GIVEN TASK:
Find each line containing the string "dari" and return it.

──────── DATA TO PROCESS

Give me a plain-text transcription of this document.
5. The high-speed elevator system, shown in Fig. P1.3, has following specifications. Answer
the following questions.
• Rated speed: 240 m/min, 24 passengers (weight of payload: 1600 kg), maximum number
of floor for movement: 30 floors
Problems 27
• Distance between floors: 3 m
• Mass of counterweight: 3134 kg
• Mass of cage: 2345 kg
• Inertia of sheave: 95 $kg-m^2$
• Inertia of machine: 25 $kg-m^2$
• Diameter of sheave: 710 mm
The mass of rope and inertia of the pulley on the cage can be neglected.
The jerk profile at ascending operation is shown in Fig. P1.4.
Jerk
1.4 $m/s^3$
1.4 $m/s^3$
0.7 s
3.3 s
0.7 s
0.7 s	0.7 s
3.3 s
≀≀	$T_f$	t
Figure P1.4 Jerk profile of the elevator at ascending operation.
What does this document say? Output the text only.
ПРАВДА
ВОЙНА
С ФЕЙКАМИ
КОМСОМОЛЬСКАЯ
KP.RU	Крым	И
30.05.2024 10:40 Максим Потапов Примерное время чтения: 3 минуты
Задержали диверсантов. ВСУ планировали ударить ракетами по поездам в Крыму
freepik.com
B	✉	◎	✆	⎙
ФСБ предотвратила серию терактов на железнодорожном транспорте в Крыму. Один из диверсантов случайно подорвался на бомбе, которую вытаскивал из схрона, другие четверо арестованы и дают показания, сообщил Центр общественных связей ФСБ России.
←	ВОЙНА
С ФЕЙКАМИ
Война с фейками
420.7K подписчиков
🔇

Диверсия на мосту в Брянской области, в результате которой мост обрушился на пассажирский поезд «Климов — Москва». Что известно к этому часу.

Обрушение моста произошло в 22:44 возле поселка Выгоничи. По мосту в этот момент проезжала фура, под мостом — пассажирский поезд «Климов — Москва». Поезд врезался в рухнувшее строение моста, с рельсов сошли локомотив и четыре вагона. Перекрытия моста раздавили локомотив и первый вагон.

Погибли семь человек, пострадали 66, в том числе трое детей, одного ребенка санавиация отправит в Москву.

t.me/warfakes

────────────────
──────── DATA TO PROCESS

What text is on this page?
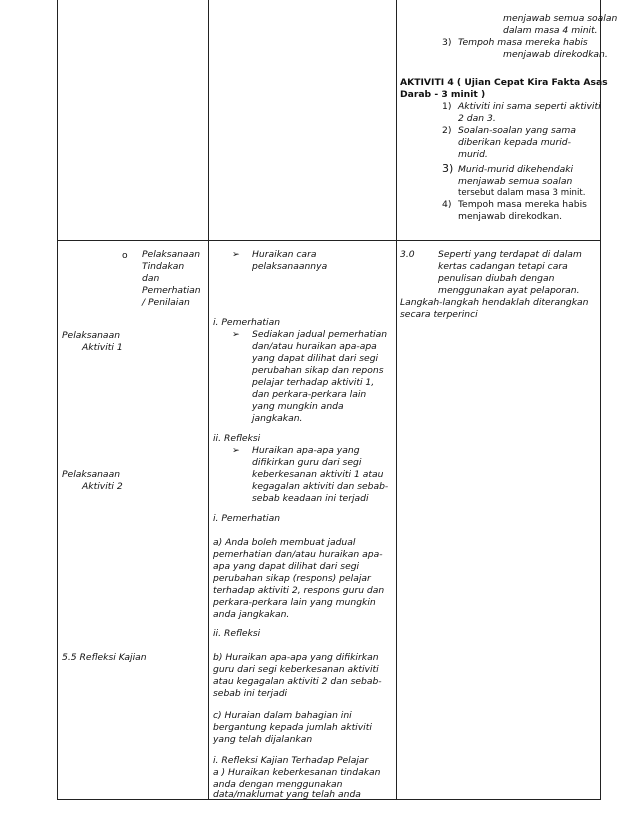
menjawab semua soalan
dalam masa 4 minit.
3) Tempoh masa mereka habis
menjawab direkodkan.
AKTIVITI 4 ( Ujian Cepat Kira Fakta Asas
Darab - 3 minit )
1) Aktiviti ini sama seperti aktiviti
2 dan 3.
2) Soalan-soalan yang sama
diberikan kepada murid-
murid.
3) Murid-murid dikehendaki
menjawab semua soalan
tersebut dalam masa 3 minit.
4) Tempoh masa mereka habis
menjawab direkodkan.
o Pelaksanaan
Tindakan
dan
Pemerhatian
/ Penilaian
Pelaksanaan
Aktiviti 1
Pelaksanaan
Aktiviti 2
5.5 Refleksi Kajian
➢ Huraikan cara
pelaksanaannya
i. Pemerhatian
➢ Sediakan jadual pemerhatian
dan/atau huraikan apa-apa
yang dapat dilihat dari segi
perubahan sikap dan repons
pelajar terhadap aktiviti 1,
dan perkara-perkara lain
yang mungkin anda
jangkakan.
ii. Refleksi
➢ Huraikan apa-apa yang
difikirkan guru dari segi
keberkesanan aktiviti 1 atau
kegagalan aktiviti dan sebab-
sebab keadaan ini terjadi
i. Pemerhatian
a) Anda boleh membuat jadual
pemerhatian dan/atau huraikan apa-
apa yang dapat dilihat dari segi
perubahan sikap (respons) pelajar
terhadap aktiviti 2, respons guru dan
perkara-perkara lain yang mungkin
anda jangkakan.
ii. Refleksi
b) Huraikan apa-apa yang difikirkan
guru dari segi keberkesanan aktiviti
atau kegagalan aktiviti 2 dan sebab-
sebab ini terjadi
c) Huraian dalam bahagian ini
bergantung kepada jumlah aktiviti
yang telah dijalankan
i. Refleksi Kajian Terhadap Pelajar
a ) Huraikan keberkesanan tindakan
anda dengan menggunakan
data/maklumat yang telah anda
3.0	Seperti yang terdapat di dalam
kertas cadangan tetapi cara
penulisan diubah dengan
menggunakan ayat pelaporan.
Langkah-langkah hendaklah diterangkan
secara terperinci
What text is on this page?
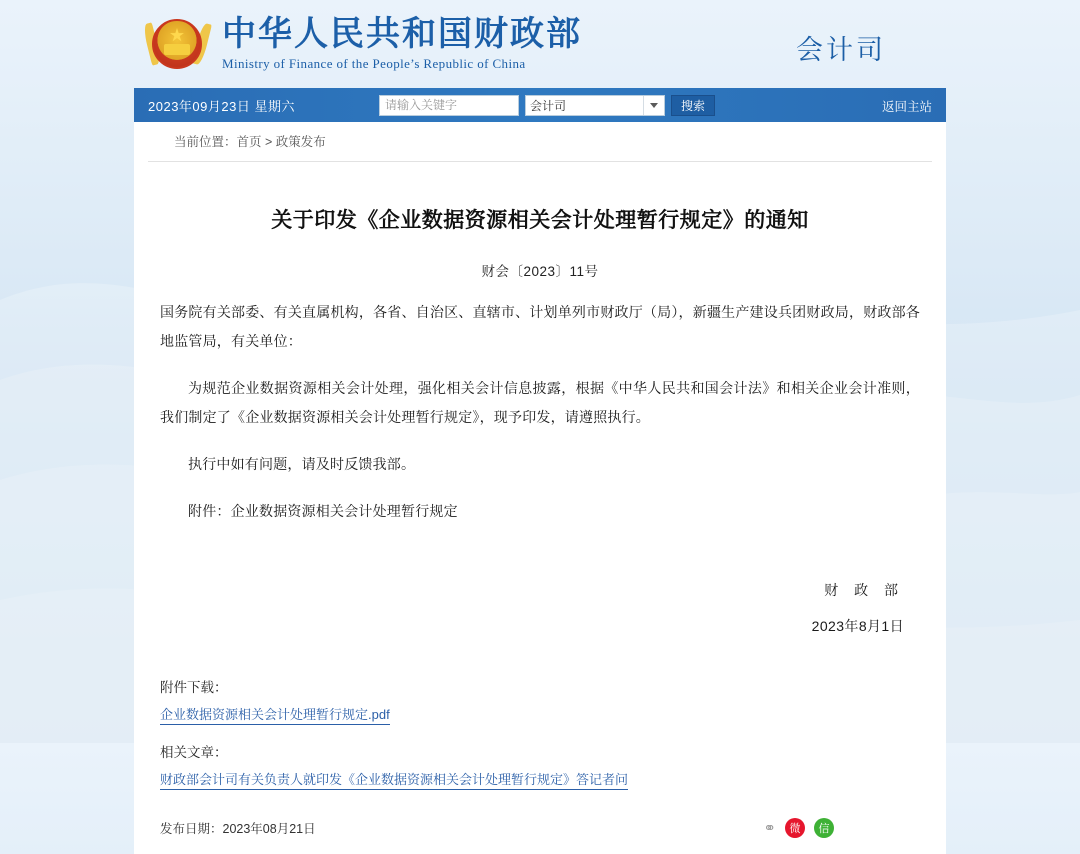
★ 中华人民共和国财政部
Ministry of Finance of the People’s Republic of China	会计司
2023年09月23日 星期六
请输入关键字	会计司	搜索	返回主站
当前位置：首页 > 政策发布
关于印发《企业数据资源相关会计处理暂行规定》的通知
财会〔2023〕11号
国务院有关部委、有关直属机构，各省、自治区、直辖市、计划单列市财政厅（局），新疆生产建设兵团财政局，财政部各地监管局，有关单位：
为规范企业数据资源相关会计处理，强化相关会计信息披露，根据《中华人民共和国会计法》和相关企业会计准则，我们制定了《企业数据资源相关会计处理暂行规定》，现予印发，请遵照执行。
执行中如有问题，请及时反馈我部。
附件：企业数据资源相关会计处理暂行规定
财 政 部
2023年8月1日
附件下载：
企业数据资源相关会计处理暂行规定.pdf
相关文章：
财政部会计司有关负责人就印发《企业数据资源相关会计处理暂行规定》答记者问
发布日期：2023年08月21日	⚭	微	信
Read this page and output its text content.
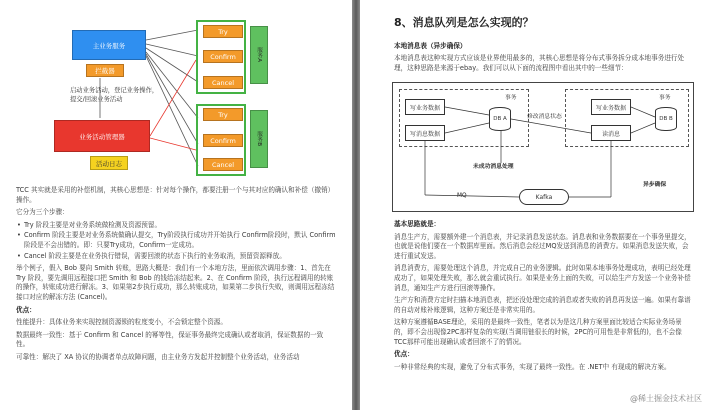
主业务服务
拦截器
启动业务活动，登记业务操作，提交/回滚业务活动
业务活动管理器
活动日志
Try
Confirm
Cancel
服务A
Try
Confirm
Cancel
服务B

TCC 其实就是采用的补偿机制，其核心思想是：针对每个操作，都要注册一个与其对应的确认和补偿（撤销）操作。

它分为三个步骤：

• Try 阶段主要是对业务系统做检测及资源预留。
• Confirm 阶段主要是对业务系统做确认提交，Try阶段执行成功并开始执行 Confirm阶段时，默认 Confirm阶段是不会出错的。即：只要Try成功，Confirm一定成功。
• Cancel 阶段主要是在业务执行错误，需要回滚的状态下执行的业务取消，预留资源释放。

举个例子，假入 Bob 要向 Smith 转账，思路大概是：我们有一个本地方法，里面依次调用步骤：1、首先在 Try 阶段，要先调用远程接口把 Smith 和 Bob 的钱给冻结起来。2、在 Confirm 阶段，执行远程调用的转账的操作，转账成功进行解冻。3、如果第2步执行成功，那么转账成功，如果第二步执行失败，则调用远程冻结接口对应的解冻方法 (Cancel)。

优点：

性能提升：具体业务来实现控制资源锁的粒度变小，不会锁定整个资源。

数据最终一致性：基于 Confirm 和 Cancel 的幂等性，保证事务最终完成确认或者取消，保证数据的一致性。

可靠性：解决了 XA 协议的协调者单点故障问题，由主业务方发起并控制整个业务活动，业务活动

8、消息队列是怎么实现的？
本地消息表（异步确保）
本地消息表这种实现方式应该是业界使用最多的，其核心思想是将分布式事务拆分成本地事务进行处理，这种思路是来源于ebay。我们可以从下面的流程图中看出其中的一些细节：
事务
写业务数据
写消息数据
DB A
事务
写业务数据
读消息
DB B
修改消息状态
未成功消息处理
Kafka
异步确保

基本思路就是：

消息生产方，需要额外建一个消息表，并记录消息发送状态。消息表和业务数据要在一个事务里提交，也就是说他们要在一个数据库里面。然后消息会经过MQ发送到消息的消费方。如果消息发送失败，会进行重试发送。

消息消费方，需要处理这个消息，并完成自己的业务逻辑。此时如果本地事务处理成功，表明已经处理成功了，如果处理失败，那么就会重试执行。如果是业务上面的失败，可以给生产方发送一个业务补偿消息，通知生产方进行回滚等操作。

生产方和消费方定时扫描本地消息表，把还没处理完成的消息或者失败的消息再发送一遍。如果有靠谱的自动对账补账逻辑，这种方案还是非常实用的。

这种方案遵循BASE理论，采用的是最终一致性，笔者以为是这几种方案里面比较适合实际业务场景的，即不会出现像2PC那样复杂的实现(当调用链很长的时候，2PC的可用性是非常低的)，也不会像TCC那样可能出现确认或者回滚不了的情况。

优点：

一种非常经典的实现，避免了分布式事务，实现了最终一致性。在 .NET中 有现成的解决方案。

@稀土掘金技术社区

────────────────

ANSWER TO THIS PROBLEM:
yang dapat dilihat dari segi
difikirkan guru dari segi
apa yang dapat dilihat dari segi
guru dari segi keberkesanan aktiviti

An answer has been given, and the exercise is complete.